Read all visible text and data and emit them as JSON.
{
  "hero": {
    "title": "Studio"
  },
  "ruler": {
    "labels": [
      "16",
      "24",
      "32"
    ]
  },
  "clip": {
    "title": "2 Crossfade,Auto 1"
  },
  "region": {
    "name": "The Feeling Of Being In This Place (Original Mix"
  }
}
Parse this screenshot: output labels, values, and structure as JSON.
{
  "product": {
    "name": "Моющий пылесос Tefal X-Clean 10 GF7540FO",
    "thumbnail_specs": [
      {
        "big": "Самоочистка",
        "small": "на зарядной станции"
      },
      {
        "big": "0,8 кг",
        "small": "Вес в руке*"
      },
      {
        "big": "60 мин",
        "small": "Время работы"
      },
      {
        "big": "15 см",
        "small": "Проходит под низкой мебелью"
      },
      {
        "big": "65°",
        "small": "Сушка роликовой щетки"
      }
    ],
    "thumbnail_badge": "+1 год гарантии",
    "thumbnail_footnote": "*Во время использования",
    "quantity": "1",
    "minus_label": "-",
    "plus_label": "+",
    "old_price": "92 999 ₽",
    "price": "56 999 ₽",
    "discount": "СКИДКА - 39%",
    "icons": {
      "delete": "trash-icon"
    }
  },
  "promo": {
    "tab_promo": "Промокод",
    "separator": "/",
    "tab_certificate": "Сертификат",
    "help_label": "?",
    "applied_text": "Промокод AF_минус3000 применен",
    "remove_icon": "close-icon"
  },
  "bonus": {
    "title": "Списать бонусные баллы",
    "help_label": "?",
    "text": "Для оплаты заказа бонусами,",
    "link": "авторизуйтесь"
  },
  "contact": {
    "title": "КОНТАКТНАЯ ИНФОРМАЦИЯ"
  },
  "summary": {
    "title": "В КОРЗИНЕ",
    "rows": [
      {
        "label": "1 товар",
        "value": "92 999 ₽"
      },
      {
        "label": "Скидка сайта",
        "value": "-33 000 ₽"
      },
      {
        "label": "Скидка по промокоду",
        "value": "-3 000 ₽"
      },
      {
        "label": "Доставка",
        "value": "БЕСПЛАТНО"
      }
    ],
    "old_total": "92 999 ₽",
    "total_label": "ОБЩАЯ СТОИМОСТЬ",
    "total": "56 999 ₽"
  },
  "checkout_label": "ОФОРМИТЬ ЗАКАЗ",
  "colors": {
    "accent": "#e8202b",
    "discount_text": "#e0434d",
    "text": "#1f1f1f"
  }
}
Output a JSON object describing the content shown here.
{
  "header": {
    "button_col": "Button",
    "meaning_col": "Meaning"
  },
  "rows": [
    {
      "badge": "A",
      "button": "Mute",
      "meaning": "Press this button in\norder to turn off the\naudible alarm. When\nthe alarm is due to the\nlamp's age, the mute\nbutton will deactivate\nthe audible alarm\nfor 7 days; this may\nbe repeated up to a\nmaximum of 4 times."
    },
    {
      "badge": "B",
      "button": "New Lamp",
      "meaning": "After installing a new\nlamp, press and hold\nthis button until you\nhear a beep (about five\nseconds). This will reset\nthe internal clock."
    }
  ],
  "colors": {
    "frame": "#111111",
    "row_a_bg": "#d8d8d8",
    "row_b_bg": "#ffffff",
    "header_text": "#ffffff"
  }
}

* * * * * * *

[EXERCISE]
Answer with one number: how many lines in the listing hold "title".

[FINAL RESULT]
5